> [Your task] Extract all of the entries and set them down verbatim.

● ● ● ● ● ● ●

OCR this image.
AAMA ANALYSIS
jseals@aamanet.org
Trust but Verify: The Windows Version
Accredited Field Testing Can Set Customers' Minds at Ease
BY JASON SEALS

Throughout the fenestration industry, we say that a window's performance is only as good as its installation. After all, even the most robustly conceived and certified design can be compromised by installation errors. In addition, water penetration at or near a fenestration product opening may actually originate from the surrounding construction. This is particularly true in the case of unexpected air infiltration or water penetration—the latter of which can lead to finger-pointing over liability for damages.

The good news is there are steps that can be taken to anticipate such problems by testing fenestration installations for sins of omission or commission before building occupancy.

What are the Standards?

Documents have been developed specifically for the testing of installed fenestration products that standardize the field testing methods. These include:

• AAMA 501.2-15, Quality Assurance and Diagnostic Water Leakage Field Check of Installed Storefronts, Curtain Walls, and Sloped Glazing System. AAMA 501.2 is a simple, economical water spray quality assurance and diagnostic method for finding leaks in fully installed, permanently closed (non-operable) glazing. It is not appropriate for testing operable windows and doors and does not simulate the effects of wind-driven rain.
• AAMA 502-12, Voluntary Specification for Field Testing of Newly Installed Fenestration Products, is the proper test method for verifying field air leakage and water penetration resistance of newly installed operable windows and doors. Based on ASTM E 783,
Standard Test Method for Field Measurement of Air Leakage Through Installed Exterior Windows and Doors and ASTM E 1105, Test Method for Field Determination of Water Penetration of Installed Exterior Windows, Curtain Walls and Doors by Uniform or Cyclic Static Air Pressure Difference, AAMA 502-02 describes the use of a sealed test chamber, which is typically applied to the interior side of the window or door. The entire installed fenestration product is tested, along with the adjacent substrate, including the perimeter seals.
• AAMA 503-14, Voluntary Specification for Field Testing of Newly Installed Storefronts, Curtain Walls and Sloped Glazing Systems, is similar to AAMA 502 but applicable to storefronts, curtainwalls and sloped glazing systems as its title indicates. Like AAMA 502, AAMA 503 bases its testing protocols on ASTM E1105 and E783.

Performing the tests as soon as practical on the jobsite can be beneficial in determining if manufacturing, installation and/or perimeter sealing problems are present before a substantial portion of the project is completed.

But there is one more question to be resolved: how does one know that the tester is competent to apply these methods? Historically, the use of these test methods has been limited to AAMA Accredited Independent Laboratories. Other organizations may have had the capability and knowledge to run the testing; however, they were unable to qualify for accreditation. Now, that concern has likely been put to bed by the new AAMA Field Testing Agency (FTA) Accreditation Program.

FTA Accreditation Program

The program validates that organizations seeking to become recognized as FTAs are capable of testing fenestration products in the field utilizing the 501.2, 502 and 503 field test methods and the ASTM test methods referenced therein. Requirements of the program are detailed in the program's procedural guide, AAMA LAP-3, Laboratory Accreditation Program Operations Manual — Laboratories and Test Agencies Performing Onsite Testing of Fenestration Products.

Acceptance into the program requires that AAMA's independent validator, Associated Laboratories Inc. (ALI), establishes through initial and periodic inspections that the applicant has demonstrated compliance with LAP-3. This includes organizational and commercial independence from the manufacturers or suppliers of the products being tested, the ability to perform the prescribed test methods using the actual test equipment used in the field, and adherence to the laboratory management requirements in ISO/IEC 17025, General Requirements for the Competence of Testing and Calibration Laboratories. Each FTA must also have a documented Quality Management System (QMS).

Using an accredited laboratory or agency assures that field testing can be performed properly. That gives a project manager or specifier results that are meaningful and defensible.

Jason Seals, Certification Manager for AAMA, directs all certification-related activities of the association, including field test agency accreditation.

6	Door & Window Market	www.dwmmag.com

● ● ● ● ● ● ●

> [Task response]
OCR this image.
AAMA ANALYSIS
jseals@aamanet.org
Trust but Verify: The Windows Version
Accredited Field Testing Can Set Customers' Minds at Ease
BY JASON SEALS

Throughout the fenestration industry, we say that a window's performance is only as good as its installation. After all, even the most robustly conceived and certified design can be compromised by installation errors. In addition, water penetration at or near a fenestration product opening may actually originate from the surrounding construction. This is particularly true in the case of unexpected air infiltration or water penetration—the latter of which can lead to finger-pointing over liability for damages.

The good news is there are steps that can be taken to anticipate such problems by testing fenestration installations for sins of omission or commission before building occupancy.

What are the Standards?

Documents have been developed specifically for the testing of installed fenestration products that standardize the field testing methods. These include:

• AAMA 501.2-15, Quality Assurance and Diagnostic Water Leakage Field Check of Installed Storefronts, Curtain Walls, and Sloped Glazing System. AAMA 501.2 is a simple, economical water spray quality assurance and diagnostic method for finding leaks in fully installed, permanently closed (non-operable) glazing. It is not appropriate for testing operable windows and doors and does not simulate the effects of wind-driven rain.
• AAMA 502-12, Voluntary Specification for Field Testing of Newly Installed Fenestration Products, is the proper test method for verifying field air leakage and water penetration resistance of newly installed operable windows and doors. Based on ASTM E 783,
Standard Test Method for Field Measurement of Air Leakage Through Installed Exterior Windows and Doors and ASTM E 1105, Test Method for Field Determination of Water Penetration of Installed Exterior Windows, Curtain Walls and Doors by Uniform or Cyclic Static Air Pressure Difference, AAMA 502-02 describes the use of a sealed test chamber, which is typically applied to the interior side of the window or door. The entire installed fenestration product is tested, along with the adjacent substrate, including the perimeter seals.
• AAMA 503-14, Voluntary Specification for Field Testing of Newly Installed Storefronts, Curtain Walls and Sloped Glazing Systems, is similar to AAMA 502 but applicable to storefronts, curtainwalls and sloped glazing systems as its title indicates. Like AAMA 502, AAMA 503 bases its testing protocols on ASTM E1105 and E783.

Performing the tests as soon as practical on the jobsite can be beneficial in determining if manufacturing, installation and/or perimeter sealing problems are present before a substantial portion of the project is completed.

But there is one more question to be resolved: how does one know that the tester is competent to apply these methods? Historically, the use of these test methods has been limited to AAMA Accredited Independent Laboratories. Other organizations may have had the capability and knowledge to run the testing; however, they were unable to qualify for accreditation. Now, that concern has likely been put to bed by the new AAMA Field Testing Agency (FTA) Accreditation Program.

FTA Accreditation Program

The program validates that organizations seeking to become recognized as FTAs are capable of testing fenestration products in the field utilizing the 501.2, 502 and 503 field test methods and the ASTM test methods referenced therein. Requirements of the program are detailed in the program's procedural guide, AAMA LAP-3, Laboratory Accreditation Program Operations Manual — Laboratories and Test Agencies Performing Onsite Testing of Fenestration Products.

Acceptance into the program requires that AAMA's independent validator, Associated Laboratories Inc. (ALI), establishes through initial and periodic inspections that the applicant has demonstrated compliance with LAP-3. This includes organizational and commercial independence from the manufacturers or suppliers of the products being tested, the ability to perform the prescribed test methods using the actual test equipment used in the field, and adherence to the laboratory management requirements in ISO/IEC 17025, General Requirements for the Competence of Testing and Calibration Laboratories. Each FTA must also have a documented Quality Management System (QMS).

Using an accredited laboratory or agency assures that field testing can be performed properly. That gives a project manager or specifier results that are meaningful and defensible.

Jason Seals, Certification Manager for AAMA, directs all certification-related activities of the association, including field test agency accreditation.

6	Door & Window Market	www.dwmmag.com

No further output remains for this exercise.